EXERCISE:
Each line of the data that includes the string "Evolution" is to be copied out.

INPUT DATA:
-*-
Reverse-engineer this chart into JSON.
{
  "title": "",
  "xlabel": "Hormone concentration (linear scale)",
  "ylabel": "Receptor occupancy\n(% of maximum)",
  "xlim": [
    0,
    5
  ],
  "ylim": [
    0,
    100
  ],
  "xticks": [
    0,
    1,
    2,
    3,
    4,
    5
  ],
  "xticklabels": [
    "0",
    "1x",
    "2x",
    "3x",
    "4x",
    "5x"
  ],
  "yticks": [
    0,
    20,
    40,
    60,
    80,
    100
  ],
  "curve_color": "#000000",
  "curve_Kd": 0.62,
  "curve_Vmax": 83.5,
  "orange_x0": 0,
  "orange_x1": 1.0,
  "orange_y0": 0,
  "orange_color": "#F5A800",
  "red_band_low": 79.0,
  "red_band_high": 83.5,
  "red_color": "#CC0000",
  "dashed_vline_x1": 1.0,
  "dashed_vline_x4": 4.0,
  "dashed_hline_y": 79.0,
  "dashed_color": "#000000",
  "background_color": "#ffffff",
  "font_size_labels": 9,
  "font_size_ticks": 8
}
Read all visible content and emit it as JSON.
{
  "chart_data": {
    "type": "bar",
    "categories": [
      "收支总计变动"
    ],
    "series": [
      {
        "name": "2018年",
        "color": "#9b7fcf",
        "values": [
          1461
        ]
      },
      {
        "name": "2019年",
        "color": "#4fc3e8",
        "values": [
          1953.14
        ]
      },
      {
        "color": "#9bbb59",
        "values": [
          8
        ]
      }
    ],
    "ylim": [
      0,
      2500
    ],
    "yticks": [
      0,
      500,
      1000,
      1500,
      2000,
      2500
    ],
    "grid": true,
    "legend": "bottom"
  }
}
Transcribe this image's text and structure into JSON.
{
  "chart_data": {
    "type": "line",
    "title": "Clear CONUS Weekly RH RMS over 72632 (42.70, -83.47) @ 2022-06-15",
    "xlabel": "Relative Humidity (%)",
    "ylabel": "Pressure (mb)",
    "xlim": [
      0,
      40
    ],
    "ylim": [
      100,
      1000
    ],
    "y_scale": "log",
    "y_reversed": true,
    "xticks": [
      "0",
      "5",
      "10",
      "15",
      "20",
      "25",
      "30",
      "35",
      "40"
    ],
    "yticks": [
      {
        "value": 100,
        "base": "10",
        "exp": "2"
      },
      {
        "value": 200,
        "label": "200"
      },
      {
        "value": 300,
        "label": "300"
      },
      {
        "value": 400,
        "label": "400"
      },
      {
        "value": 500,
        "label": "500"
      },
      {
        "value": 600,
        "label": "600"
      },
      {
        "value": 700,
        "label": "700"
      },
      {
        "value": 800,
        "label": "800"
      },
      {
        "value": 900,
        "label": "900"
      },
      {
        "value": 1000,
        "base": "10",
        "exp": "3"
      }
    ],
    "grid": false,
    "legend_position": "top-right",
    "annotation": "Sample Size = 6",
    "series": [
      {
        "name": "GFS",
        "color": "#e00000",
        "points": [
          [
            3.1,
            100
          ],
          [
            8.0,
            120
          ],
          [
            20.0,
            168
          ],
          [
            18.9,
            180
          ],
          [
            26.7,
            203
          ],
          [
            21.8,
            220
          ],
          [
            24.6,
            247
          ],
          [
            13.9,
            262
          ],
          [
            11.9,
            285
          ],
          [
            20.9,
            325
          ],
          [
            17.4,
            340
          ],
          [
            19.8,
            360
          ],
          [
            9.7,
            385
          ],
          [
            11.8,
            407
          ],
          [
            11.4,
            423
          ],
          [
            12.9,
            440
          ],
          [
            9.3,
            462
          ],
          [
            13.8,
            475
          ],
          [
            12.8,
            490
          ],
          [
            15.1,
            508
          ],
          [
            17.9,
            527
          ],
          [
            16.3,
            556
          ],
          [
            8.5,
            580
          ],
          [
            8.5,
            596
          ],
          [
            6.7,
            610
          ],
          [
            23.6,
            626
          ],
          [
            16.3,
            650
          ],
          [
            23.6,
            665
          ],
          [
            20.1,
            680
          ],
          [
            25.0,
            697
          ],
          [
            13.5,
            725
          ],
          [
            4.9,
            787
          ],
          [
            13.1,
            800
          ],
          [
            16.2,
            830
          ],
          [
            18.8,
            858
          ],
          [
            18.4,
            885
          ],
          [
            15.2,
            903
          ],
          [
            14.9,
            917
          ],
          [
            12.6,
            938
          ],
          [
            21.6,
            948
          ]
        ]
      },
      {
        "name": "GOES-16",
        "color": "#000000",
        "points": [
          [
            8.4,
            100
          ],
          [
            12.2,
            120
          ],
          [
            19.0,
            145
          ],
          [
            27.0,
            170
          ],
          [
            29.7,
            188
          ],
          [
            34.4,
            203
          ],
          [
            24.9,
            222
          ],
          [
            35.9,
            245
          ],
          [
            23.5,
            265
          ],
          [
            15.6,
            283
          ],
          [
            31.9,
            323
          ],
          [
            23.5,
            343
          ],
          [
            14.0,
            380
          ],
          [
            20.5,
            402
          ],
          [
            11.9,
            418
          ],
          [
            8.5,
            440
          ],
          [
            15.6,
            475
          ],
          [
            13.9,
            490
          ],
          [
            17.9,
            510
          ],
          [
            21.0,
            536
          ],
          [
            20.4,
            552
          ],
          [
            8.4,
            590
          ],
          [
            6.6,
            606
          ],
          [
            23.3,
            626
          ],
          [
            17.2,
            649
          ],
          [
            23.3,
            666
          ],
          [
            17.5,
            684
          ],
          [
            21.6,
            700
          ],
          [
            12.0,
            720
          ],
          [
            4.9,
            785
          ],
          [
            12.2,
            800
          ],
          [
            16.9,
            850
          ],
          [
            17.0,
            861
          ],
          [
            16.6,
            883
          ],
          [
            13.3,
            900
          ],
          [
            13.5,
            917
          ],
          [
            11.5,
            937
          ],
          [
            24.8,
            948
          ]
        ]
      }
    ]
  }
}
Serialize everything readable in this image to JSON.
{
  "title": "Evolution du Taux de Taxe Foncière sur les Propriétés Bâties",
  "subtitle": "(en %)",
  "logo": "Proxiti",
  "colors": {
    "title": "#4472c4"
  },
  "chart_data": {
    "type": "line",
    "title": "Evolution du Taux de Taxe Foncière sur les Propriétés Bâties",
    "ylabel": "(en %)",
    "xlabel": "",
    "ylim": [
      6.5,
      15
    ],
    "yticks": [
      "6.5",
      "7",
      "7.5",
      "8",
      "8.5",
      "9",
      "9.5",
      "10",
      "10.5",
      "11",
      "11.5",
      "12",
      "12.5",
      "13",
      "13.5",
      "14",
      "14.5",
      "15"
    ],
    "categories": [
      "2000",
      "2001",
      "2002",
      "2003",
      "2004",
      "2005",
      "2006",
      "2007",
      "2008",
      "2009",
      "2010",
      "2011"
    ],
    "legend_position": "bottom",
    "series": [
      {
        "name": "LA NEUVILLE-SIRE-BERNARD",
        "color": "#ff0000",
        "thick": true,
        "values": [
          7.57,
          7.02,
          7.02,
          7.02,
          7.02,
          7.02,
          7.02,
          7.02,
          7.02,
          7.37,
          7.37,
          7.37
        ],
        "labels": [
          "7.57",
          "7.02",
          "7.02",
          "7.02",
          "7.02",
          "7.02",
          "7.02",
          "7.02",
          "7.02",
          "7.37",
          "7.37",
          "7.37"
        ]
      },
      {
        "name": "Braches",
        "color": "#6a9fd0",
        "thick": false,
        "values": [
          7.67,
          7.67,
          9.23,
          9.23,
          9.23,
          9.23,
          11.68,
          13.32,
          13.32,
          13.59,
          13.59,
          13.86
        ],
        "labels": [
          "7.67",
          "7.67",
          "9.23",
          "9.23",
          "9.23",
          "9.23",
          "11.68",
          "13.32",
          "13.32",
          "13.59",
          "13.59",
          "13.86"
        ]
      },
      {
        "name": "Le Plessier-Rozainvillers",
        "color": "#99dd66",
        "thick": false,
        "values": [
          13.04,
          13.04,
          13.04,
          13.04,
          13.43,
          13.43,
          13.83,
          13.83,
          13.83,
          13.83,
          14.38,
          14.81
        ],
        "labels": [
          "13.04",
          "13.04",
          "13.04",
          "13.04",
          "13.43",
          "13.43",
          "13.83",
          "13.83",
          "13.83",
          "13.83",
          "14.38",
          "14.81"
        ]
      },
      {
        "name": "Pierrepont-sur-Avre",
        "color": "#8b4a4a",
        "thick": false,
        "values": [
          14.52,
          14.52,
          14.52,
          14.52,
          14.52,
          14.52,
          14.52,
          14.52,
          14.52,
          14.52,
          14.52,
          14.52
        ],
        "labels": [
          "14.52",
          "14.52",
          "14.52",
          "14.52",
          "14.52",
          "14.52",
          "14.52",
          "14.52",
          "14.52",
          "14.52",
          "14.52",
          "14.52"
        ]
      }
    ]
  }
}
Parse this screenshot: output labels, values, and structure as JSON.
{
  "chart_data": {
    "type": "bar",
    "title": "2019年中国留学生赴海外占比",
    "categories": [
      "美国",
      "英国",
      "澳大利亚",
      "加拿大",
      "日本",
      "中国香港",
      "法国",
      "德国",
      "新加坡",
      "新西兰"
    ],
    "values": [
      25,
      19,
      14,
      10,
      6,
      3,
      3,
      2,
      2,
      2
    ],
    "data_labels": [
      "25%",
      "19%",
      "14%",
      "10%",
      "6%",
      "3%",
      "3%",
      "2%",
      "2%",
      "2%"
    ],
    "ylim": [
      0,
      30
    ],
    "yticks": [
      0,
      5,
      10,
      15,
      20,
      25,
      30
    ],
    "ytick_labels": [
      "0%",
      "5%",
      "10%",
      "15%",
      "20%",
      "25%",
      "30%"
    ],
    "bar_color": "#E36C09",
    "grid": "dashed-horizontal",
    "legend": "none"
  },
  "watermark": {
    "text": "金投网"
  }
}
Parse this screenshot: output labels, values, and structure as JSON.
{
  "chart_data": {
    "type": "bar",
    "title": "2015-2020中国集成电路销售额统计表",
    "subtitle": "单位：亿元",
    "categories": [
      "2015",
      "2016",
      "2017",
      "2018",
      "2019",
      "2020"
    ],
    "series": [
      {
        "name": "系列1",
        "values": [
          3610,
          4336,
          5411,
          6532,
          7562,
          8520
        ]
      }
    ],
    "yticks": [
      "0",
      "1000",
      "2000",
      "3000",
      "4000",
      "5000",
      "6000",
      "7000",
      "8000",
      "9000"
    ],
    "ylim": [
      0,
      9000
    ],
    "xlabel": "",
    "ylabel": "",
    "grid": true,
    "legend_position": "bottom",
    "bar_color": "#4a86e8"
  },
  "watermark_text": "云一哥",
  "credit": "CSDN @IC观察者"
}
-*-
ANSWER FOR THE TASK:
  "title": "Evolution du Taux de Taxe Foncière sur les Propriétés Bâties",
    "title": "Evolution du Taux de Taxe Foncière sur les Propriétés Bâties",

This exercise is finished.